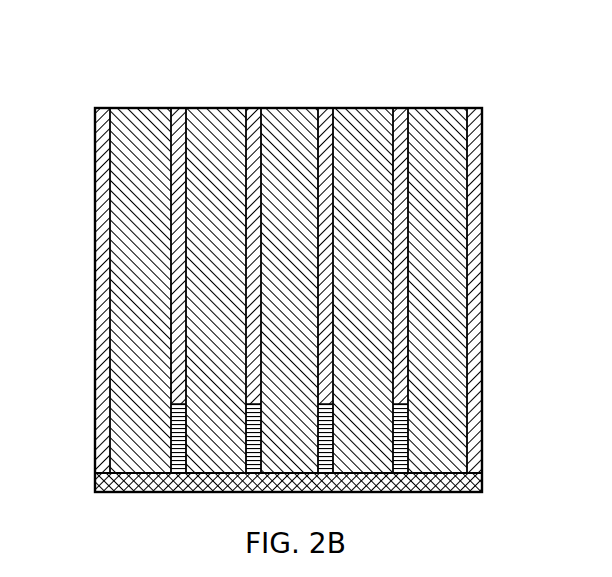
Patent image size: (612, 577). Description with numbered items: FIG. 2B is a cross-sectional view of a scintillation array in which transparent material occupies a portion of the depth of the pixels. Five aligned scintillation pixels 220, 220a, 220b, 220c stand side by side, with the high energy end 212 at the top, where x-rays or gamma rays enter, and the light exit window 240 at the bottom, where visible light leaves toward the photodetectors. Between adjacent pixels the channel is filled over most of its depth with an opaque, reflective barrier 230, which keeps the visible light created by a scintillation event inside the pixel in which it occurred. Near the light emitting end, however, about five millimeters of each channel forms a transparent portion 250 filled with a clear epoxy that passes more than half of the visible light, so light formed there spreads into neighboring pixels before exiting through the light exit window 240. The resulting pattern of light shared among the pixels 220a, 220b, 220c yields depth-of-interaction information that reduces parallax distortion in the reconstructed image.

The high energy end 212 is at (355, 98).
The pixel 220 is at (440, 250).
The pixel 220a is at (148, 128).
The pixel 220b is at (197, 120).
The pixel 220c is at (290, 118).
The reflective barrier 230 is at (478, 410).
The light exit window 240 is at (448, 490).
The transparent portion 250 is at (327, 450).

DIRECTION
Can you copy the listing above line for line, leaving out the pictures?

RESPONSE BELOW
Patent image size: (612, 577). Description with numbered items: FIG. 2B is a cross-sectional view of a scintillation array in which transparent material occupies a portion of the depth of the pixels. Five aligned scintillation pixels 220, 220a, 220b, 220c stand side by side, with the high energy end 212 at the top, where x-rays or gamma rays enter, and the light exit window 240 at the bottom, where visible light leaves toward the photodetectors. Between adjacent pixels the channel is filled over most of its depth with an opaque, reflective barrier 230, which keeps the visible light created by a scintillation event inside the pixel in which it occurred. Near the light emitting end, however, about five millimeters of each channel forms a transparent portion 250 filled with a clear epoxy that passes more than half of the visible light, so light formed there spreads into neighboring pixels before exiting through the light exit window 240. The resulting pattern of light shared among the pixels 220a, 220b, 220c yields depth-of-interaction information that reduces parallax distortion in the reconstructed image.

The high energy end 212 is at (355, 98).
The pixel 220 is at (440, 250).
The pixel 220a is at (148, 128).
The pixel 220b is at (197, 120).
The pixel 220c is at (290, 118).
The reflective barrier 230 is at (478, 410).
The light exit window 240 is at (448, 490).
The transparent portion 250 is at (327, 450).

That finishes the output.